=== Given exercise ===
The records below must be transcribed exactly. Do not include the pictures.
— Start of Available data —
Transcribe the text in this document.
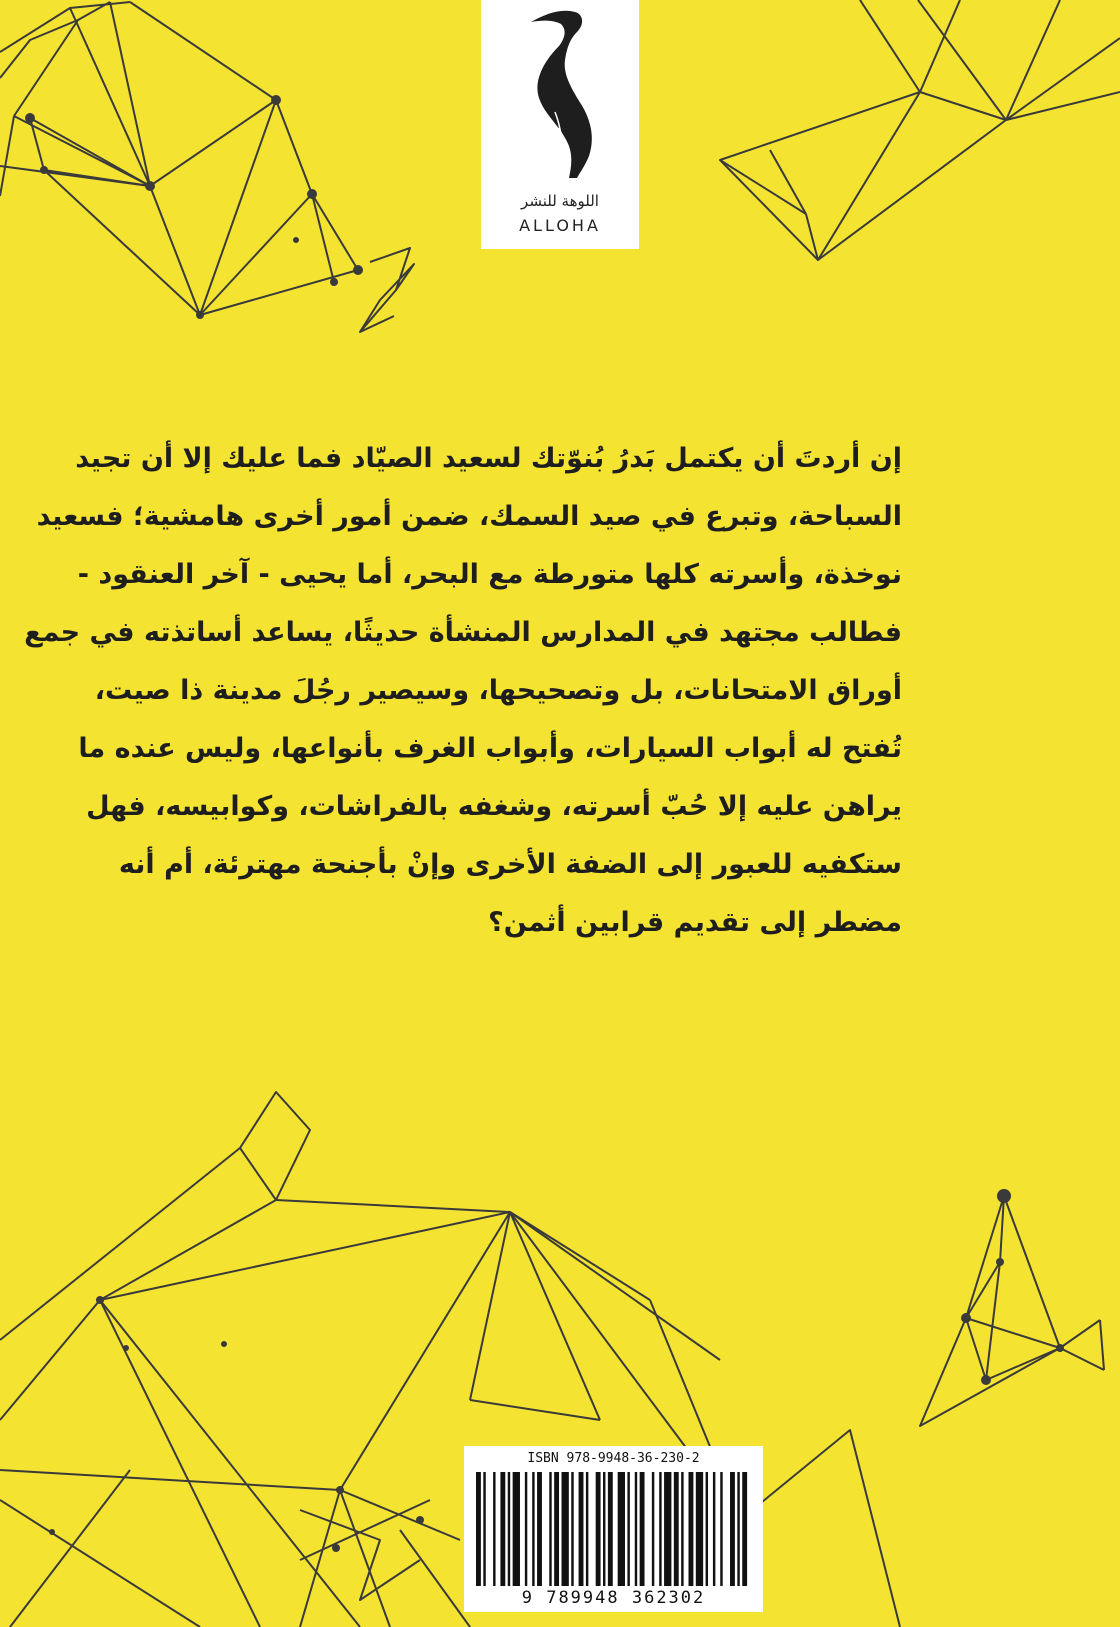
اللوهة للنشر
ALLOHA
إن أردتَ أن يكتمل بَدرُ بُنوّتك لسعيد الصيّاد فما عليك إلا أن تجيد
السباحة، وتبرع في صيد السمك، ضمن أمور أخرى هامشية؛ فسعيد
نوخذة، وأسرته كلها متورطة مع البحر، أما يحيى - آخر العنقود -
فطالب مجتهد في المدارس المنشأة حديثًا، يساعد أساتذته في جمع
أوراق الامتحانات، بل وتصحيحها، وسيصير رجُلَ مدينة ذا صيت،
تُفتح له أبواب السيارات، وأبواب الغرف بأنواعها، وليس عنده ما
يراهن عليه إلا حُبّ أسرته، وشغفه بالفراشات، وكوابيسه، فهل
ستكفيه للعبور إلى الضفة الأخرى وإنْ بأجنحة مهترئة، أم أنه
مضطر إلى تقديم قرابين أثمن؟
ISBN 978-9948-36-230-2
9 789948 362302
— End of Available data —
=== Task output ===
Transcribe the text in this document.
اللوهة للنشر
ALLOHA
إن أردتَ أن يكتمل بَدرُ بُنوّتك لسعيد الصيّاد فما عليك إلا أن تجيد
السباحة، وتبرع في صيد السمك، ضمن أمور أخرى هامشية؛ فسعيد
نوخذة، وأسرته كلها متورطة مع البحر، أما يحيى - آخر العنقود -
فطالب مجتهد في المدارس المنشأة حديثًا، يساعد أساتذته في جمع
أوراق الامتحانات، بل وتصحيحها، وسيصير رجُلَ مدينة ذا صيت،
تُفتح له أبواب السيارات، وأبواب الغرف بأنواعها، وليس عنده ما
يراهن عليه إلا حُبّ أسرته، وشغفه بالفراشات، وكوابيسه، فهل
ستكفيه للعبور إلى الضفة الأخرى وإنْ بأجنحة مهترئة، أم أنه
مضطر إلى تقديم قرابين أثمن؟
ISBN 978-9948-36-230-2
9 789948 362302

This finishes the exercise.